§ **MATERIAL FOR THE TASK**:
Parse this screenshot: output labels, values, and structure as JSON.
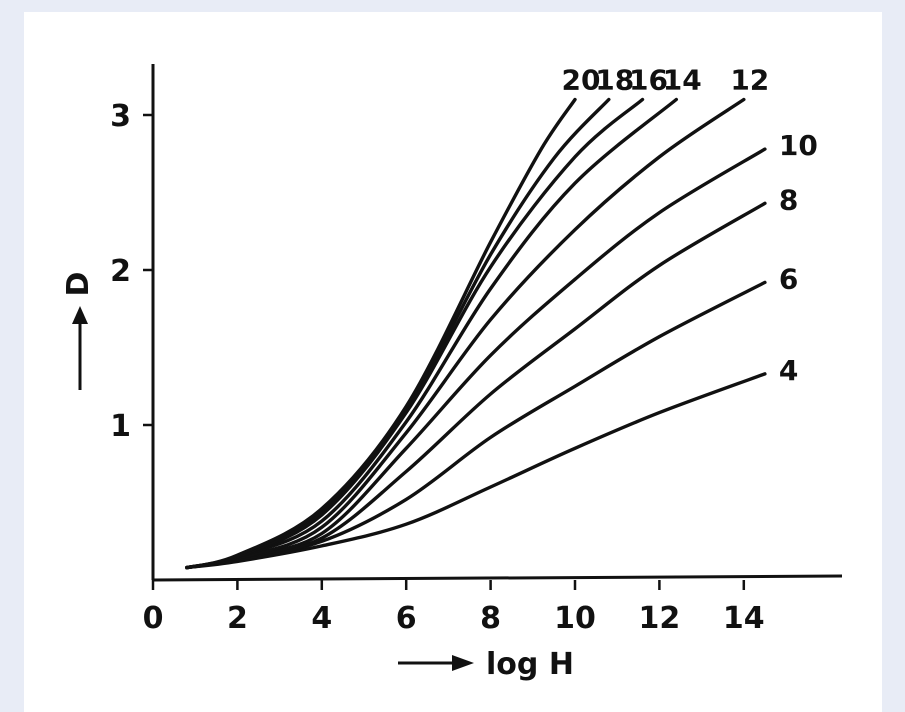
{
  "chart_data": {
    "type": "line",
    "xlabel": "log H",
    "ylabel": "D",
    "xlim": [
      0,
      16
    ],
    "ylim": [
      0,
      3.4
    ],
    "xticks": [
      "0",
      "2",
      "4",
      "6",
      "8",
      "10",
      "12",
      "14"
    ],
    "yticks": [
      "1",
      "2",
      "3"
    ],
    "grid": false,
    "series": [
      {
        "name": "4",
        "x": [
          0.8,
          2,
          4,
          6,
          8,
          10,
          12,
          14.5
        ],
        "y": [
          0.08,
          0.12,
          0.22,
          0.36,
          0.6,
          0.85,
          1.08,
          1.33
        ]
      },
      {
        "name": "6",
        "x": [
          0.8,
          2,
          4,
          6,
          8,
          10,
          12,
          14.5
        ],
        "y": [
          0.08,
          0.13,
          0.25,
          0.52,
          0.92,
          1.25,
          1.57,
          1.92
        ]
      },
      {
        "name": "8",
        "x": [
          0.8,
          2,
          4,
          6,
          8,
          10,
          12,
          14.5
        ],
        "y": [
          0.08,
          0.13,
          0.27,
          0.7,
          1.2,
          1.62,
          2.03,
          2.43
        ]
      },
      {
        "name": "10",
        "x": [
          0.8,
          2,
          4,
          6,
          8,
          10,
          12,
          14.5
        ],
        "y": [
          0.08,
          0.14,
          0.3,
          0.85,
          1.45,
          1.94,
          2.37,
          2.78
        ]
      },
      {
        "name": "12",
        "x": [
          0.8,
          2,
          4,
          6,
          8,
          10,
          12,
          14
        ],
        "y": [
          0.08,
          0.14,
          0.34,
          0.95,
          1.68,
          2.26,
          2.73,
          3.1
        ]
      },
      {
        "name": "14",
        "x": [
          0.8,
          2,
          4,
          6,
          8,
          10,
          12.4
        ],
        "y": [
          0.08,
          0.15,
          0.38,
          1.02,
          1.88,
          2.56,
          3.1
        ]
      },
      {
        "name": "16",
        "x": [
          0.8,
          2,
          4,
          6,
          8,
          10,
          11.6
        ],
        "y": [
          0.08,
          0.15,
          0.42,
          1.08,
          2.02,
          2.73,
          3.1
        ]
      },
      {
        "name": "18",
        "x": [
          0.8,
          2,
          4,
          6,
          8,
          9.5,
          10.8
        ],
        "y": [
          0.08,
          0.15,
          0.44,
          1.1,
          2.1,
          2.72,
          3.1
        ]
      },
      {
        "name": "20",
        "x": [
          0.8,
          2,
          4,
          6,
          8,
          9.2,
          10
        ],
        "y": [
          0.08,
          0.16,
          0.46,
          1.12,
          2.18,
          2.78,
          3.1
        ]
      }
    ]
  }
}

§ **PROBLEM**:
Copy the records above exactly. The pictures are not part of the copy.

§ **EXERCISE ANSWER**:
Parse this screenshot: output labels, values, and structure as JSON.
{
  "chart_data": {
    "type": "line",
    "xlabel": "log H",
    "ylabel": "D",
    "xlim": [
      0,
      16
    ],
    "ylim": [
      0,
      3.4
    ],
    "xticks": [
      "0",
      "2",
      "4",
      "6",
      "8",
      "10",
      "12",
      "14"
    ],
    "yticks": [
      "1",
      "2",
      "3"
    ],
    "grid": false,
    "series": [
      {
        "name": "4",
        "x": [
          0.8,
          2,
          4,
          6,
          8,
          10,
          12,
          14.5
        ],
        "y": [
          0.08,
          0.12,
          0.22,
          0.36,
          0.6,
          0.85,
          1.08,
          1.33
        ]
      },
      {
        "name": "6",
        "x": [
          0.8,
          2,
          4,
          6,
          8,
          10,
          12,
          14.5
        ],
        "y": [
          0.08,
          0.13,
          0.25,
          0.52,
          0.92,
          1.25,
          1.57,
          1.92
        ]
      },
      {
        "name": "8",
        "x": [
          0.8,
          2,
          4,
          6,
          8,
          10,
          12,
          14.5
        ],
        "y": [
          0.08,
          0.13,
          0.27,
          0.7,
          1.2,
          1.62,
          2.03,
          2.43
        ]
      },
      {
        "name": "10",
        "x": [
          0.8,
          2,
          4,
          6,
          8,
          10,
          12,
          14.5
        ],
        "y": [
          0.08,
          0.14,
          0.3,
          0.85,
          1.45,
          1.94,
          2.37,
          2.78
        ]
      },
      {
        "name": "12",
        "x": [
          0.8,
          2,
          4,
          6,
          8,
          10,
          12,
          14
        ],
        "y": [
          0.08,
          0.14,
          0.34,
          0.95,
          1.68,
          2.26,
          2.73,
          3.1
        ]
      },
      {
        "name": "14",
        "x": [
          0.8,
          2,
          4,
          6,
          8,
          10,
          12.4
        ],
        "y": [
          0.08,
          0.15,
          0.38,
          1.02,
          1.88,
          2.56,
          3.1
        ]
      },
      {
        "name": "16",
        "x": [
          0.8,
          2,
          4,
          6,
          8,
          10,
          11.6
        ],
        "y": [
          0.08,
          0.15,
          0.42,
          1.08,
          2.02,
          2.73,
          3.1
        ]
      },
      {
        "name": "18",
        "x": [
          0.8,
          2,
          4,
          6,
          8,
          9.5,
          10.8
        ],
        "y": [
          0.08,
          0.15,
          0.44,
          1.1,
          2.1,
          2.72,
          3.1
        ]
      },
      {
        "name": "20",
        "x": [
          0.8,
          2,
          4,
          6,
          8,
          9.2,
          10
        ],
        "y": [
          0.08,
          0.16,
          0.46,
          1.12,
          2.18,
          2.78,
          3.1
        ]
      }
    ]
  }
}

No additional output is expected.